Prompt: Using the material below, copy every line where "input" appears.

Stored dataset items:
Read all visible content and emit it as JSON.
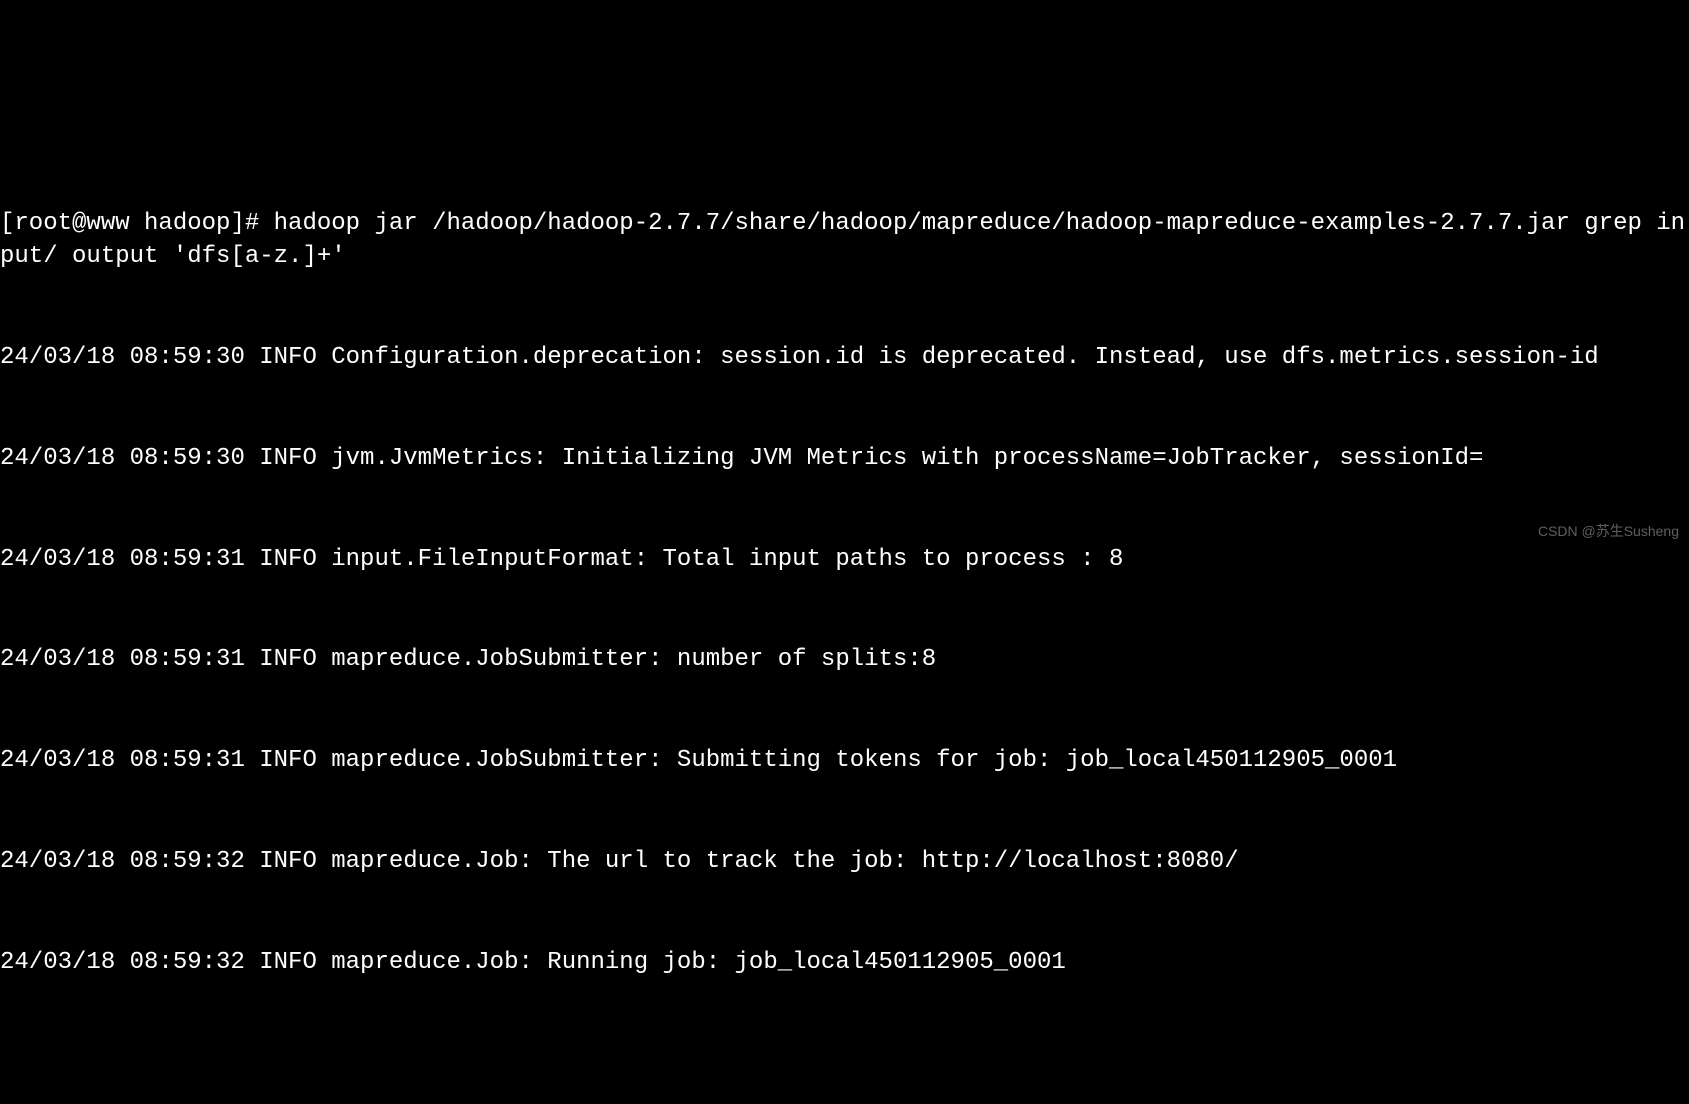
{
  "terminal": {
    "lines": [
      "[root@www hadoop]# hadoop jar /hadoop/hadoop-2.7.7/share/hadoop/mapreduce/hadoop-mapreduce-examples-2.7.7.jar grep input/ output 'dfs[a-z.]+'",
      "24/03/18 08:59:30 INFO Configuration.deprecation: session.id is deprecated. Instead, use dfs.metrics.session-id",
      "24/03/18 08:59:30 INFO jvm.JvmMetrics: Initializing JVM Metrics with processName=JobTracker, sessionId=",
      "24/03/18 08:59:31 INFO input.FileInputFormat: Total input paths to process : 8",
      "24/03/18 08:59:31 INFO mapreduce.JobSubmitter: number of splits:8",
      "24/03/18 08:59:31 INFO mapreduce.JobSubmitter: Submitting tokens for job: job_local450112905_0001",
      "24/03/18 08:59:32 INFO mapreduce.Job: The url to track the job: http://localhost:8080/",
      "24/03/18 08:59:32 INFO mapreduce.Job: Running job: job_local450112905_0001"
    ]
  },
  "watermark": "CSDN @苏生Susheng"
}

Response to the exercise:
      "[root@www hadoop]# hadoop jar /hadoop/hadoop-2.7.7/share/hadoop/mapreduce/hadoop-mapreduce-examples-2.7.7.jar grep input/ output 'dfs[a-z.]+'",
      "24/03/18 08:59:31 INFO input.FileInputFormat: Total input paths to process : 8",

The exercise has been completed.